Copy nothing but the text: repeat each entry exactly and drop the images.

=== Dataset rows ===
━━━━━━━━

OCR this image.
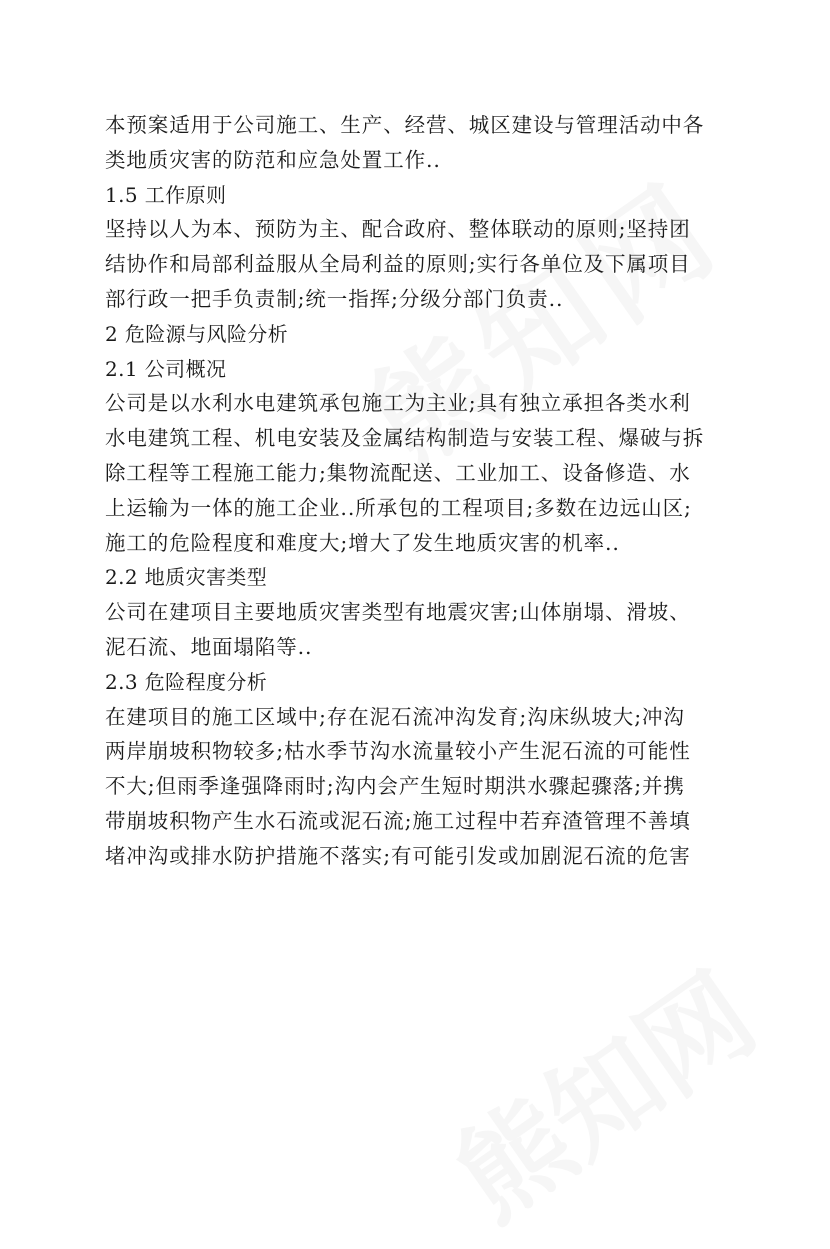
本预案适用于公司施工、生产、经营、城区建设与管理活动中各
类地质灾害的防范和应急处置工作..
1.5 工作原则
坚持以人为本、预防为主、配合政府、整体联动的原则;坚持团
结协作和局部利益服从全局利益的原则;实行各单位及下属项目
部行政一把手负责制;统一指挥;分级分部门负责..
2 危险源与风险分析
2.1 公司概况
公司是以水利水电建筑承包施工为主业;具有独立承担各类水利
水电建筑工程、机电安装及金属结构制造与安装工程、爆破与拆
除工程等工程施工能力;集物流配送、工业加工、设备修造、水
上运输为一体的施工企业..所承包的工程项目;多数在边远山区;
施工的危险程度和难度大;增大了发生地质灾害的机率..
2.2 地质灾害类型
公司在建项目主要地质灾害类型有地震灾害;山体崩塌、滑坡、
泥石流、地面塌陷等..
2.3 危险程度分析
在建项目的施工区域中;存在泥石流冲沟发育;沟床纵坡大;冲沟
两岸崩坡积物较多;枯水季节沟水流量较小产生泥石流的可能性
不大;但雨季逢强降雨时;沟内会产生短时期洪水骤起骤落;并携
带崩坡积物产生水石流或泥石流;施工过程中若弃渣管理不善填
堵冲沟或排水防护措施不落实;有可能引发或加剧泥石流的危害
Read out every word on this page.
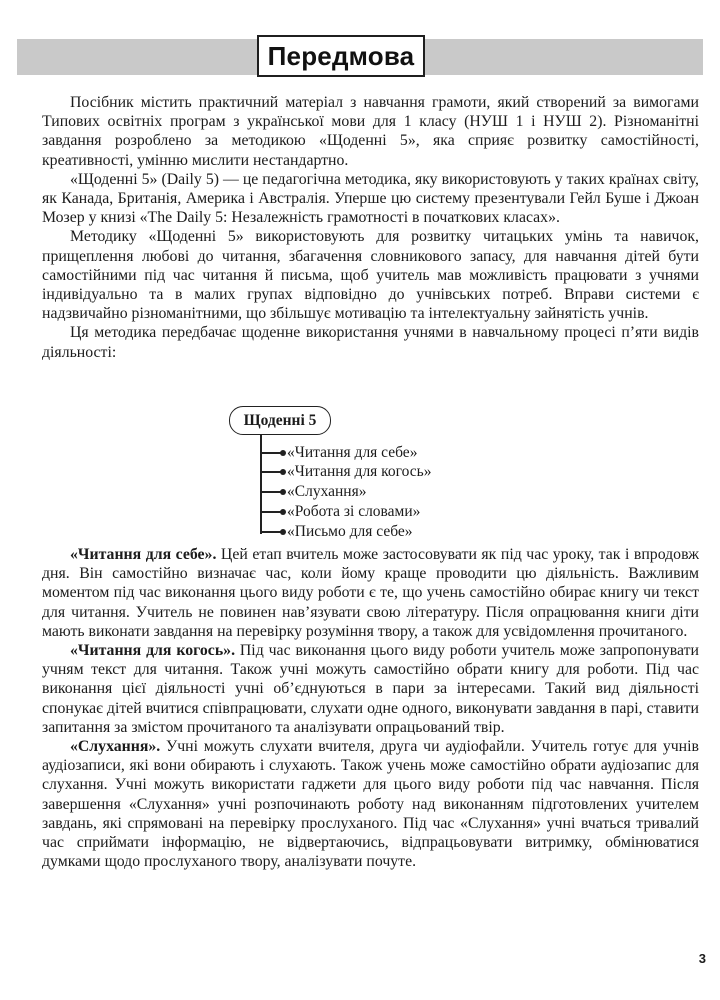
Передмова

Посібник містить практичний матеріал з навчання грамоти, який створений за вимогами Типових освітніх програм з української мови для 1 класу (НУШ 1 і НУШ 2). Різноманітні завдання розроблено за методикою «Щоденні 5», яка сприяє розвитку самостійності, креативності, умінню мислити нестандартно.

«Щоденні 5» (Daily 5) — це педагогічна методика, яку використовують у таких країнах світу, як Канада, Британія, Америка і Австралія. Уперше цю систему презентували Гейл Буше і Джоан Мозер у книзі «The Daily 5: Незалежність грамотності в початкових класах».

Методику «Щоденні 5» використовують для розвитку читацьких умінь та навичок, прищеплення любові до читання, збагачення словникового запасу, для навчання дітей бути самостійними під час читання й письма, щоб учитель мав можливість працювати з учнями індивідуально та в малих групах відповідно до учнівських потреб. Вправи системи є надзвичайно різноманітними, що збільшує мотивацію та інтелектуальну зайнятість учнів.

Ця методика передбачає щоденне використання учнями в навчальному процесі п’яти видів діяльності:

Щоденні 5
«Читання для себе»
«Читання для когось»
«Слухання»
«Робота зі словами»
«Письмо для себе»

«Читання для себе». Цей етап вчитель може застосовувати як під час уроку, так і впродовж дня. Він самостійно визначає час, коли йому краще проводити цю діяльність. Важливим моментом під час виконання цього виду роботи є те, що учень самостійно обирає книгу чи текст для читання. Учитель не повинен нав’язувати свою літературу. Після опрацювання книги діти мають виконати завдання на перевірку розуміння твору, а також для усвідомлення прочитаного.

«Читання для когось». Під час виконання цього виду роботи учитель може запропонувати учням текст для читання. Також учні можуть самостійно обрати книгу для роботи. Під час виконання цієї діяльності учні об’єднуються в пари за інтересами. Такий вид діяльності спонукає дітей вчитися співпрацювати, слухати одне одного, виконувати завдання в парі, ставити запитання за змістом прочитаного та аналізувати опрацьований твір.

«Слухання». Учні можуть слухати вчителя, друга чи аудіофайли. Учитель готує для учнів аудіозаписи, які вони обирають і слухають. Також учень може самостійно обрати аудіозапис для слухання. Учні можуть використати гаджети для цього виду роботи під час навчання. Після завершення «Слухання» учні розпочинають роботу над виконанням підготовлених учителем завдань, які спрямовані на перевірку прослуханого. Під час «Слухання» учні вчаться тривалий час сприймати інформацію, не відвертаючись, відпрацьовувати витримку, обмінюватися думками щодо прослуханого твору, аналізувати почуте.

3
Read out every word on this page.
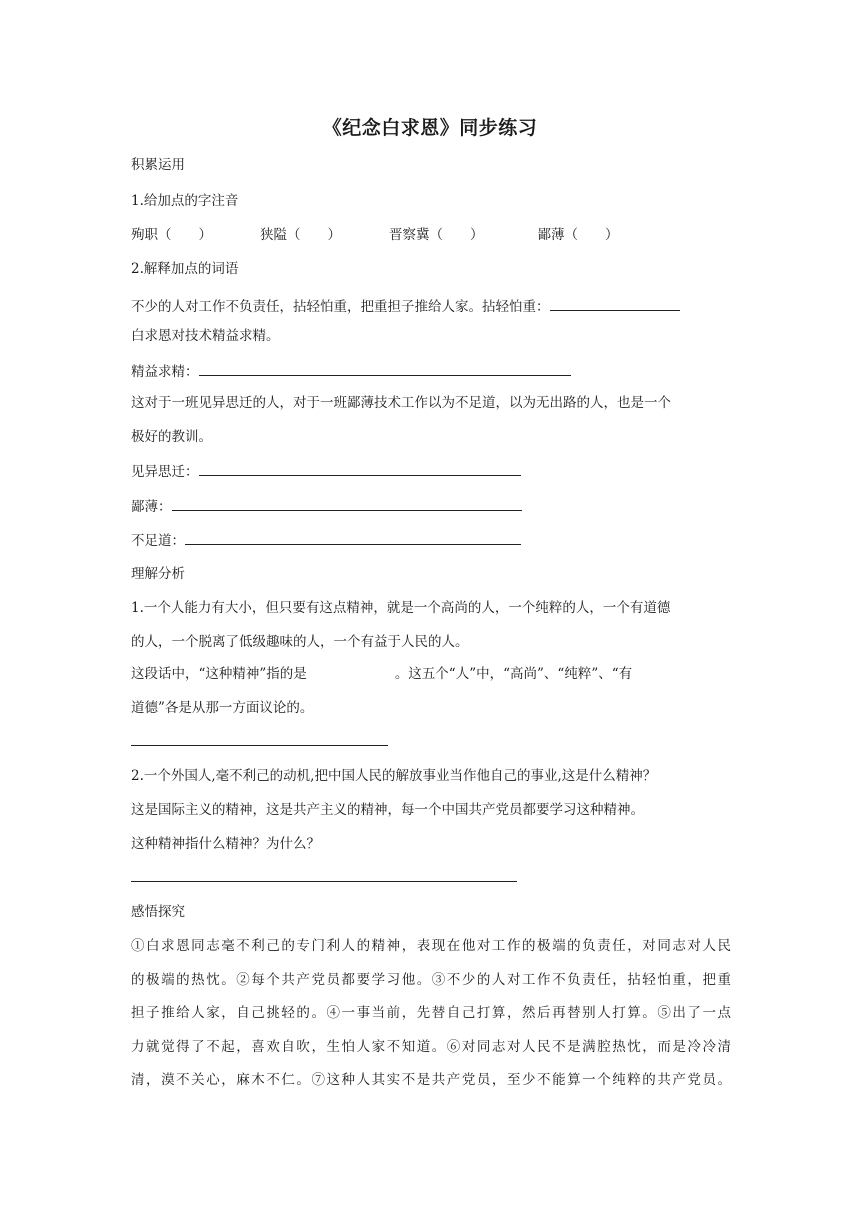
《纪念白求恩》同步练习
积累运用
1.给加点的字注音
殉职（　　）	狭隘（　　）	晋察冀（　　）	鄙薄（　　）
2.解释加点的词语
不少的人对工作不负责任，拈轻怕重，把重担子推给人家。拈轻怕重：
白求恩对技术精益求精。
精益求精：
这对于一班见异思迁的人，对于一班鄙薄技术工作以为不足道，以为无出路的人，也是一个
极好的教训。
见异思迁：
鄙薄：
不足道：
理解分析
1.一个人能力有大小，但只要有这点精神，就是一个高尚的人，一个纯粹的人，一个有道德
的人，一个脱离了低级趣味的人，一个有益于人民的人。
这段话中，“这种精神”指的是	。这五个“人”中，“高尚”、“纯粹”、“有
道德”各是从那一方面议论的。
2.一个外国人,毫不利己的动机,把中国人民的解放事业当作他自己的事业,这是什么精神？
这是国际主义的精神，这是共产主义的精神，每一个中国共产党员都要学习这种精神。
这种精神指什么精神？为什么？
感悟探究
①白求恩同志毫不利己的专门利人的精神，表现在他对工作的极端的负责任，对同志对人民
的极端的热忱。②每个共产党员都要学习他。③不少的人对工作不负责任，拈轻怕重，把重
担子推给人家，自己挑轻的。④一事当前，先替自己打算，然后再替别人打算。⑤出了一点
力就觉得了不起，喜欢自吹，生怕人家不知道。⑥对同志对人民不是满腔热忱，而是冷冷清
清，漠不关心，麻木不仁。⑦这种人其实不是共产党员，至少不能算一个纯粹的共产党员。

━━━━━━━━

=== Task answer ===
OCR this image.
本预案适用于公司施工、生产、经营、城区建设与管理活动中各
类地质灾害的防范和应急处置工作..
1.5 工作原则
坚持以人为本、预防为主、配合政府、整体联动的原则;坚持团
结协作和局部利益服从全局利益的原则;实行各单位及下属项目
部行政一把手负责制;统一指挥;分级分部门负责..
2 危险源与风险分析
2.1 公司概况
公司是以水利水电建筑承包施工为主业;具有独立承担各类水利
水电建筑工程、机电安装及金属结构制造与安装工程、爆破与拆
除工程等工程施工能力;集物流配送、工业加工、设备修造、水
上运输为一体的施工企业..所承包的工程项目;多数在边远山区;
施工的危险程度和难度大;增大了发生地质灾害的机率..
2.2 地质灾害类型
公司在建项目主要地质灾害类型有地震灾害;山体崩塌、滑坡、
泥石流、地面塌陷等..
2.3 危险程度分析
在建项目的施工区域中;存在泥石流冲沟发育;沟床纵坡大;冲沟
两岸崩坡积物较多;枯水季节沟水流量较小产生泥石流的可能性
不大;但雨季逢强降雨时;沟内会产生短时期洪水骤起骤落;并携
带崩坡积物产生水石流或泥石流;施工过程中若弃渣管理不善填
堵冲沟或排水防护措施不落实;有可能引发或加剧泥石流的危害
Read out every word on this page.
Передмова

Посібник містить практичний матеріал з навчання грамоти, який створений за вимогами Типових освітніх програм з української мови для 1 класу (НУШ 1 і НУШ 2). Різноманітні завдання розроблено за методикою «Щоденні 5», яка сприяє розвитку самостійності, креативності, умінню мислити нестандартно.

«Щоденні 5» (Daily 5) — це педагогічна методика, яку використовують у таких країнах світу, як Канада, Британія, Америка і Австралія. Уперше цю систему презентували Гейл Буше і Джоан Мозер у книзі «The Daily 5: Незалежність грамотності в початкових класах».

Методику «Щоденні 5» використовують для розвитку читацьких умінь та навичок, прищеплення любові до читання, збагачення словникового запасу, для навчання дітей бути самостійними під час читання й письма, щоб учитель мав можливість працювати з учнями індивідуально та в малих групах відповідно до учнівських потреб. Вправи системи є надзвичайно різноманітними, що збільшує мотивацію та інтелектуальну зайнятість учнів.

Ця методика передбачає щоденне використання учнями в навчальному процесі п’яти видів діяльності:

Щоденні 5
«Читання для себе»
«Читання для когось»
«Слухання»
«Робота зі словами»
«Письмо для себе»

«Читання для себе». Цей етап вчитель може застосовувати як під час уроку, так і впродовж дня. Він самостійно визначає час, коли йому краще проводити цю діяльність. Важливим моментом під час виконання цього виду роботи є те, що учень самостійно обирає книгу чи текст для читання. Учитель не повинен нав’язувати свою літературу. Після опрацювання книги діти мають виконати завдання на перевірку розуміння твору, а також для усвідомлення прочитаного.

«Читання для когось». Під час виконання цього виду роботи учитель може запропонувати учням текст для читання. Також учні можуть самостійно обрати книгу для роботи. Під час виконання цієї діяльності учні об’єднуються в пари за інтересами. Такий вид діяльності спонукає дітей вчитися співпрацювати, слухати одне одного, виконувати завдання в парі, ставити запитання за змістом прочитаного та аналізувати опрацьований твір.

«Слухання». Учні можуть слухати вчителя, друга чи аудіофайли. Учитель готує для учнів аудіозаписи, які вони обирають і слухають. Також учень може самостійно обрати аудіозапис для слухання. Учні можуть використати гаджети для цього виду роботи під час навчання. Після завершення «Слухання» учні розпочинають роботу над виконанням підготовлених учителем завдань, які спрямовані на перевірку прослуханого. Під час «Слухання» учні вчаться тривалий час сприймати інформацію, не відвертаючись, відпрацьовувати витримку, обмінюватися думками щодо прослуханого твору, аналізувати почуте.

3
Read out every word on this page.
《纪念白求恩》同步练习
积累运用
1.给加点的字注音
殉职（　　）	狭隘（　　）	晋察冀（　　）	鄙薄（　　）
2.解释加点的词语
不少的人对工作不负责任，拈轻怕重，把重担子推给人家。拈轻怕重：
白求恩对技术精益求精。
精益求精：
这对于一班见异思迁的人，对于一班鄙薄技术工作以为不足道，以为无出路的人，也是一个
极好的教训。
见异思迁：
鄙薄：
不足道：
理解分析
1.一个人能力有大小，但只要有这点精神，就是一个高尚的人，一个纯粹的人，一个有道德
的人，一个脱离了低级趣味的人，一个有益于人民的人。
这段话中，“这种精神”指的是	。这五个“人”中，“高尚”、“纯粹”、“有
道德”各是从那一方面议论的。
2.一个外国人,毫不利己的动机,把中国人民的解放事业当作他自己的事业,这是什么精神？
这是国际主义的精神，这是共产主义的精神，每一个中国共产党员都要学习这种精神。
这种精神指什么精神？为什么？
感悟探究
①白求恩同志毫不利己的专门利人的精神，表现在他对工作的极端的负责任，对同志对人民
的极端的热忱。②每个共产党员都要学习他。③不少的人对工作不负责任，拈轻怕重，把重
担子推给人家，自己挑轻的。④一事当前，先替自己打算，然后再替别人打算。⑤出了一点
力就觉得了不起，喜欢自吹，生怕人家不知道。⑥对同志对人民不是满腔热忱，而是冷冷清
清，漠不关心，麻木不仁。⑦这种人其实不是共产党员，至少不能算一个纯粹的共产党员。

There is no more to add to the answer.